***** Data excerpts *****
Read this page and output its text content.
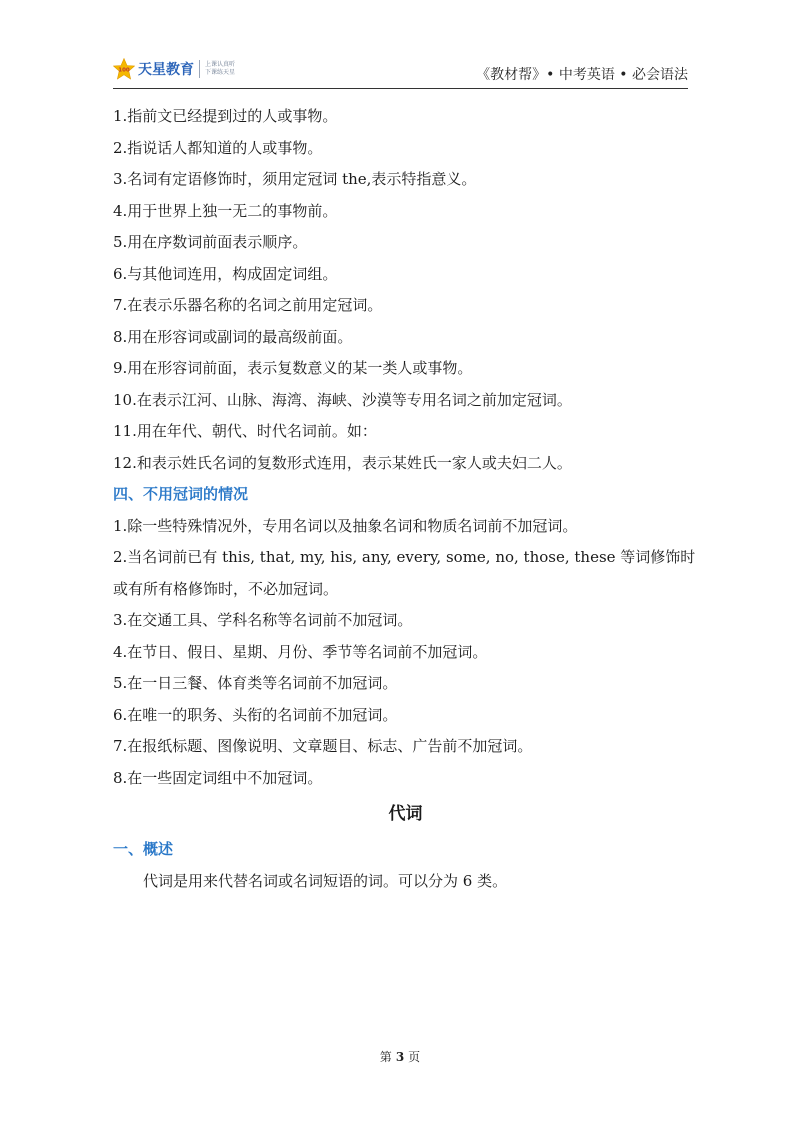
100 天星教育 上课认真听
下课练天星	《教材帮》• 中考英语 • 必会语法
1.指前文已经提到过的人或事物。
2.指说话人都知道的人或事物。
3.名词有定语修饰时，须用定冠词 the,表示特指意义。
4.用于世界上独一无二的事物前。
5.用在序数词前面表示顺序。
6.与其他词连用，构成固定词组。
7.在表示乐器名称的名词之前用定冠词。
8.用在形容词或副词的最高级前面。
9.用在形容词前面，表示复数意义的某一类人或事物。
10.在表示江河、山脉、海湾、海峡、沙漠等专用名词之前加定冠词。
11.用在年代、朝代、时代名词前。如：
12.和表示姓氏名词的复数形式连用，表示某姓氏一家人或夫妇二人。
四、不用冠词的情况
1.除一些特殊情况外，专用名词以及抽象名词和物质名词前不加冠词。
2.当名词前已有 this, that, my, his, any, every, some, no, those, these 等词修饰时
或有所有格修饰时，不必加冠词。
3.在交通工具、学科名称等名词前不加冠词。
4.在节日、假日、星期、月份、季节等名词前不加冠词。
5.在一日三餐、体育类等名词前不加冠词。
6.在唯一的职务、头衔的名词前不加冠词。
7.在报纸标题、图像说明、文章题目、标志、广告前不加冠词。
8.在一些固定词组中不加冠词。
代词
一、概述
代词是用来代替名词或名词短语的词。可以分为 6 类。
第 3 页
*****
#### [What you have to do]
Across the entries above, how many lines contain "this"? Provide only the count.

#### [Exercise output]
2